Give the material once more, word for word, without any images.

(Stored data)
········

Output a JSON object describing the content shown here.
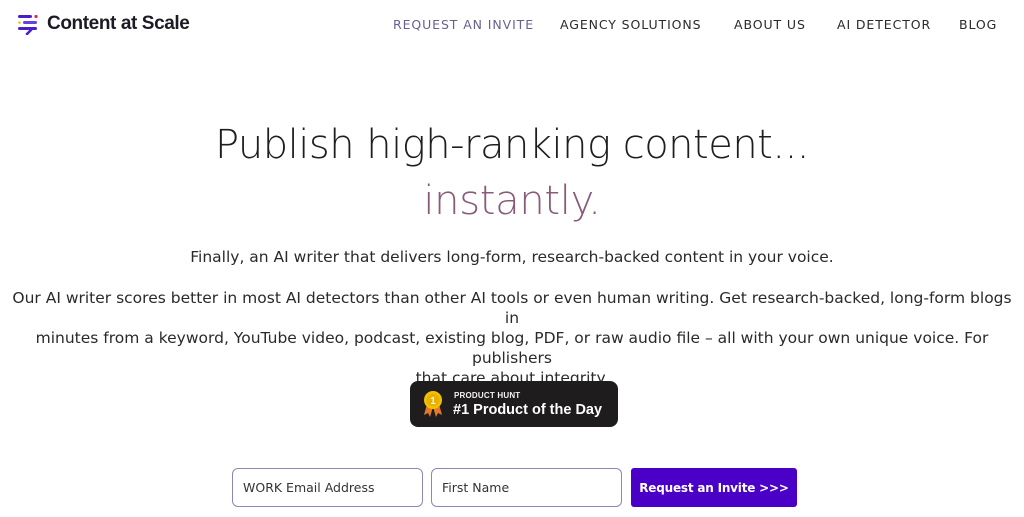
{
  "header": {
    "logo_text": "Content at Scale",
    "nav": [
      {
        "label": "REQUEST AN INVITE",
        "active": true
      },
      {
        "label": "AGENCY SOLUTIONS",
        "active": false
      },
      {
        "label": "ABOUT US",
        "active": false
      },
      {
        "label": "AI DETECTOR",
        "active": false
      },
      {
        "label": "BLOG",
        "active": false
      }
    ]
  },
  "hero": {
    "title": "Publish high-ranking content...",
    "accent": "instantly.",
    "subtitle": "Finally, an AI writer that delivers long-form, research-backed content in your voice.",
    "description_lines": [
      "Our AI writer scores better in most AI detectors than other AI tools or even human writing. Get research-backed, long-form blogs in",
      "minutes from a keyword, YouTube video, podcast, existing blog, PDF, or raw audio file – all with your own unique voice. For publishers",
      "that care about integrity."
    ]
  },
  "badge": {
    "small_label": "PRODUCT HUNT",
    "big_label": "#1 Product of the Day",
    "medal_number": "1"
  },
  "form": {
    "email_placeholder": "WORK Email Address",
    "name_placeholder": "First Name",
    "submit_label": "Request an Invite >>>"
  },
  "colors": {
    "brand_purple": "#4b00c8",
    "accent_mauve": "#8a5a7a",
    "nav_active": "#6a5f92"
  }
}
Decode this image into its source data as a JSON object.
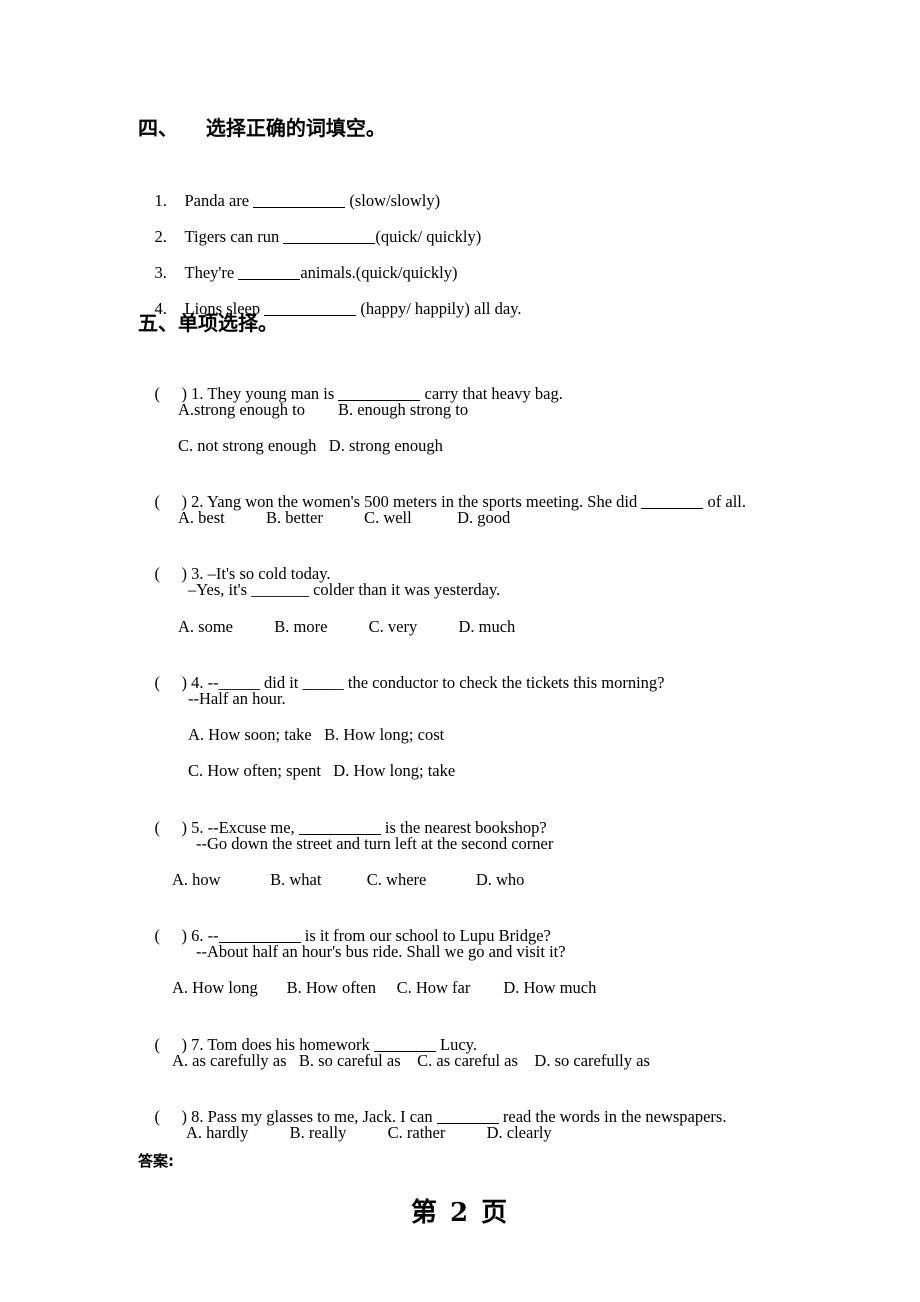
{
  "page": {
    "background_color": "#ffffff",
    "text_color": "#000000",
    "footer": "第 2 页",
    "answer_label": "答案:"
  },
  "section_four": {
    "heading_number": "四、",
    "heading_title": "选择正确的词填空。",
    "heading_full": "四、    选择正确的词填空。",
    "items": [
      {
        "number": "1.",
        "before": "Panda are ",
        "blank": "__________",
        "after": " (slow/slowly)"
      },
      {
        "number": "2.",
        "before": "Tigers can run ",
        "blank": "__________",
        "after": "(quick/ quickly)"
      },
      {
        "number": "3.",
        "before": "They're ",
        "blank": "_______",
        "after": "animals.(quick/quickly)"
      },
      {
        "number": "4.",
        "before": "Lions sleep ",
        "blank": "__________",
        "after": " (happy/ happily) all day."
      }
    ]
  },
  "section_five": {
    "heading_number": "五、",
    "heading_title": "单项选择。",
    "heading_full": "五、单项选择。",
    "questions": [
      {
        "marker_open": "(",
        "marker_close": ")",
        "stem_before": " 1. They young man is ",
        "stem_blank": "_______",
        "stem_after": " carry that heavy bag.",
        "sub_lines": [],
        "option_lines": [
          "A.strong enough to        B. enough strong to",
          "C. not strong enough   D. strong enough"
        ]
      },
      {
        "marker_open": "(",
        "marker_close": ")",
        "stem_before": " 2. Yang won the women's 500 meters in the sports meeting. She did ",
        "stem_blank": "_______",
        "stem_after": " of all.",
        "sub_lines": [],
        "option_lines": [
          "A. best          B. better          C. well           D. good"
        ]
      },
      {
        "marker_open": "(",
        "marker_close": ")",
        "stem_before": " 3. –It's so cold today.",
        "stem_blank": "",
        "stem_after": "",
        "sub_lines": [
          "–Yes, it's _______ colder than it was yesterday."
        ],
        "option_lines": [
          "A. some          B. more          C. very          D. much"
        ]
      },
      {
        "marker_open": "(",
        "marker_close": ")",
        "stem_before": " 4. --_____ did it _____ the conductor to check the tickets this morning?",
        "stem_blank": "",
        "stem_after": "",
        "sub_lines": [
          "--Half an hour."
        ],
        "option_lines": [
          "A. How soon; take   B. How long; cost",
          "C. How often; spent   D. How long; take"
        ]
      },
      {
        "marker_open": "(",
        "marker_close": ")",
        "stem_before": " 5. --Excuse me, ",
        "stem_blank": "_______",
        "stem_after": " is the nearest bookshop?",
        "sub_lines": [
          "--Go down the street and turn left at the second corner"
        ],
        "option_lines": [
          "A. how            B. what           C. where            D. who"
        ]
      },
      {
        "marker_open": "(",
        "marker_close": ")",
        "stem_before": " 6. --",
        "stem_blank": "_______",
        "stem_after": " is it from our school to Lupu Bridge?",
        "sub_lines": [
          "--About half an hour's bus ride. Shall we go and visit it?"
        ],
        "option_lines": [
          "A. How long       B. How often     C. How far        D. How much"
        ]
      },
      {
        "marker_open": "(",
        "marker_close": ")",
        "stem_before": " 7. Tom does his homework ",
        "stem_blank": "_______",
        "stem_after": " Lucy.",
        "sub_lines": [],
        "option_lines": [
          "A. as carefully as   B. so careful as    C. as careful as    D. so carefully as"
        ]
      },
      {
        "marker_open": "(",
        "marker_close": ")",
        "stem_before": " 8. Pass my glasses to me, Jack. I can ",
        "stem_blank": "_______",
        "stem_after": " read the words in the newspapers.",
        "sub_lines": [],
        "option_lines": [
          "A. hardly          B. really          C. rather          D. clearly"
        ]
      }
    ]
  }
}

········

**TASK OUTPUT**:
Output a JSON object describing the content shown here.
{
  "header": {
    "logo_text": "Content at Scale",
    "nav": [
      {
        "label": "REQUEST AN INVITE",
        "active": true
      },
      {
        "label": "AGENCY SOLUTIONS",
        "active": false
      },
      {
        "label": "ABOUT US",
        "active": false
      },
      {
        "label": "AI DETECTOR",
        "active": false
      },
      {
        "label": "BLOG",
        "active": false
      }
    ]
  },
  "hero": {
    "title": "Publish high-ranking content...",
    "accent": "instantly.",
    "subtitle": "Finally, an AI writer that delivers long-form, research-backed content in your voice.",
    "description_lines": [
      "Our AI writer scores better in most AI detectors than other AI tools or even human writing. Get research-backed, long-form blogs in",
      "minutes from a keyword, YouTube video, podcast, existing blog, PDF, or raw audio file – all with your own unique voice. For publishers",
      "that care about integrity."
    ]
  },
  "badge": {
    "small_label": "PRODUCT HUNT",
    "big_label": "#1 Product of the Day",
    "medal_number": "1"
  },
  "form": {
    "email_placeholder": "WORK Email Address",
    "name_placeholder": "First Name",
    "submit_label": "Request an Invite >>>"
  },
  "colors": {
    "brand_purple": "#4b00c8",
    "accent_mauve": "#8a5a7a",
    "nav_active": "#6a5f92"
  }
}
Decode this image into its source data as a JSON object.
{
  "page": {
    "background_color": "#ffffff",
    "text_color": "#000000",
    "footer": "第 2 页",
    "answer_label": "答案:"
  },
  "section_four": {
    "heading_number": "四、",
    "heading_title": "选择正确的词填空。",
    "heading_full": "四、    选择正确的词填空。",
    "items": [
      {
        "number": "1.",
        "before": "Panda are ",
        "blank": "__________",
        "after": " (slow/slowly)"
      },
      {
        "number": "2.",
        "before": "Tigers can run ",
        "blank": "__________",
        "after": "(quick/ quickly)"
      },
      {
        "number": "3.",
        "before": "They're ",
        "blank": "_______",
        "after": "animals.(quick/quickly)"
      },
      {
        "number": "4.",
        "before": "Lions sleep ",
        "blank": "__________",
        "after": " (happy/ happily) all day."
      }
    ]
  },
  "section_five": {
    "heading_number": "五、",
    "heading_title": "单项选择。",
    "heading_full": "五、单项选择。",
    "questions": [
      {
        "marker_open": "(",
        "marker_close": ")",
        "stem_before": " 1. They young man is ",
        "stem_blank": "_______",
        "stem_after": " carry that heavy bag.",
        "sub_lines": [],
        "option_lines": [
          "A.strong enough to        B. enough strong to",
          "C. not strong enough   D. strong enough"
        ]
      },
      {
        "marker_open": "(",
        "marker_close": ")",
        "stem_before": " 2. Yang won the women's 500 meters in the sports meeting. She did ",
        "stem_blank": "_______",
        "stem_after": " of all.",
        "sub_lines": [],
        "option_lines": [
          "A. best          B. better          C. well           D. good"
        ]
      },
      {
        "marker_open": "(",
        "marker_close": ")",
        "stem_before": " 3. –It's so cold today.",
        "stem_blank": "",
        "stem_after": "",
        "sub_lines": [
          "–Yes, it's _______ colder than it was yesterday."
        ],
        "option_lines": [
          "A. some          B. more          C. very          D. much"
        ]
      },
      {
        "marker_open": "(",
        "marker_close": ")",
        "stem_before": " 4. --_____ did it _____ the conductor to check the tickets this morning?",
        "stem_blank": "",
        "stem_after": "",
        "sub_lines": [
          "--Half an hour."
        ],
        "option_lines": [
          "A. How soon; take   B. How long; cost",
          "C. How often; spent   D. How long; take"
        ]
      },
      {
        "marker_open": "(",
        "marker_close": ")",
        "stem_before": " 5. --Excuse me, ",
        "stem_blank": "_______",
        "stem_after": " is the nearest bookshop?",
        "sub_lines": [
          "--Go down the street and turn left at the second corner"
        ],
        "option_lines": [
          "A. how            B. what           C. where            D. who"
        ]
      },
      {
        "marker_open": "(",
        "marker_close": ")",
        "stem_before": " 6. --",
        "stem_blank": "_______",
        "stem_after": " is it from our school to Lupu Bridge?",
        "sub_lines": [
          "--About half an hour's bus ride. Shall we go and visit it?"
        ],
        "option_lines": [
          "A. How long       B. How often     C. How far        D. How much"
        ]
      },
      {
        "marker_open": "(",
        "marker_close": ")",
        "stem_before": " 7. Tom does his homework ",
        "stem_blank": "_______",
        "stem_after": " Lucy.",
        "sub_lines": [],
        "option_lines": [
          "A. as carefully as   B. so careful as    C. as careful as    D. so carefully as"
        ]
      },
      {
        "marker_open": "(",
        "marker_close": ")",
        "stem_before": " 8. Pass my glasses to me, Jack. I can ",
        "stem_blank": "_______",
        "stem_after": " read the words in the newspapers.",
        "sub_lines": [],
        "option_lines": [
          "A. hardly          B. really          C. rather          D. clearly"
        ]
      }
    ]
  }
}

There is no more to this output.